Work to complete » Extract every line that contains the word "sung".

Entries from a dataset
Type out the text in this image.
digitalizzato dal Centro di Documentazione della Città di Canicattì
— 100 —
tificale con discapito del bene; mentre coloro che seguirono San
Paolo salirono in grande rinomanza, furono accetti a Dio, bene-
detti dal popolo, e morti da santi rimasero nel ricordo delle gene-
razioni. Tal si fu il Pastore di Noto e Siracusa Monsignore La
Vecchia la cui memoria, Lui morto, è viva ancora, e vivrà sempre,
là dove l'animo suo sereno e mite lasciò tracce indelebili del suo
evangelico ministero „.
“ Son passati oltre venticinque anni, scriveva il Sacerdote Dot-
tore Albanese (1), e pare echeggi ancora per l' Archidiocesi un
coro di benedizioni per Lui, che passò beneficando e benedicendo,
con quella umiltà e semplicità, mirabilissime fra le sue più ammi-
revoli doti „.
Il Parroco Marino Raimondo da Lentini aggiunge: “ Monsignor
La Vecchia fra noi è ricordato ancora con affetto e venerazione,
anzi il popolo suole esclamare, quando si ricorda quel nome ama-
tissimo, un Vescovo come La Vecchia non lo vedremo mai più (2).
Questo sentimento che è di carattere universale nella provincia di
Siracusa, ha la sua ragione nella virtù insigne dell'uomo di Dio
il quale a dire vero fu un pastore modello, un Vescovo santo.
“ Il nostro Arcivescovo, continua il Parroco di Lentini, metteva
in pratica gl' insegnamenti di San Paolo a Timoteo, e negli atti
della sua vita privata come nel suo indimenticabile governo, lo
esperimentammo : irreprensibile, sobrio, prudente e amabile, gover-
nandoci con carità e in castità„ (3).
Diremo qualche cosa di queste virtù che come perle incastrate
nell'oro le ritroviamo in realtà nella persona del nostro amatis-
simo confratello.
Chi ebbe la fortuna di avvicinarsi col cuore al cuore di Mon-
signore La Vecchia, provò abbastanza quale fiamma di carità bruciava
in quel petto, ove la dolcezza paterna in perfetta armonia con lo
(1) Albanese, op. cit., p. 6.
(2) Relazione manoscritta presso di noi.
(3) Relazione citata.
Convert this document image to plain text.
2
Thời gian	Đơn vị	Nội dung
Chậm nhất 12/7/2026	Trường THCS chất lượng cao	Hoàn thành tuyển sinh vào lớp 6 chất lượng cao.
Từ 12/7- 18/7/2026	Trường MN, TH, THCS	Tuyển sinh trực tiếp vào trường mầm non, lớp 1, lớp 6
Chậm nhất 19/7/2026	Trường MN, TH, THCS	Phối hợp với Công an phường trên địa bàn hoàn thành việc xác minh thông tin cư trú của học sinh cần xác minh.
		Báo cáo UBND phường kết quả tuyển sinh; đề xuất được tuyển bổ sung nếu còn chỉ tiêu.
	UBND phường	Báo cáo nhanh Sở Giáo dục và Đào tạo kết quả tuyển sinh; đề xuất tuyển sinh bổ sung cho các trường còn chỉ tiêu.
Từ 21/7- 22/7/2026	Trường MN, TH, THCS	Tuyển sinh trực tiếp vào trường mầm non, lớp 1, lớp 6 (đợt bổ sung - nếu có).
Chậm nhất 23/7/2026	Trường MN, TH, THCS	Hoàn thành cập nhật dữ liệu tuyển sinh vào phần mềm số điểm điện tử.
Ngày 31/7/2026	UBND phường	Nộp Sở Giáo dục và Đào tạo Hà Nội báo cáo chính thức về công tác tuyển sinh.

Exercise output »
		Báo cáo UBND phường kết quả tuyển sinh; đề xuất được tuyển bổ sung nếu còn chỉ tiêu.
	UBND phường	Báo cáo nhanh Sở Giáo dục và Đào tạo kết quả tuyển sinh; đề xuất tuyển sinh bổ sung cho các trường còn chỉ tiêu.
Từ 21/7- 22/7/2026	Trường MN, TH, THCS	Tuyển sinh trực tiếp vào trường mầm non, lớp 1, lớp 6 (đợt bổ sung - nếu có).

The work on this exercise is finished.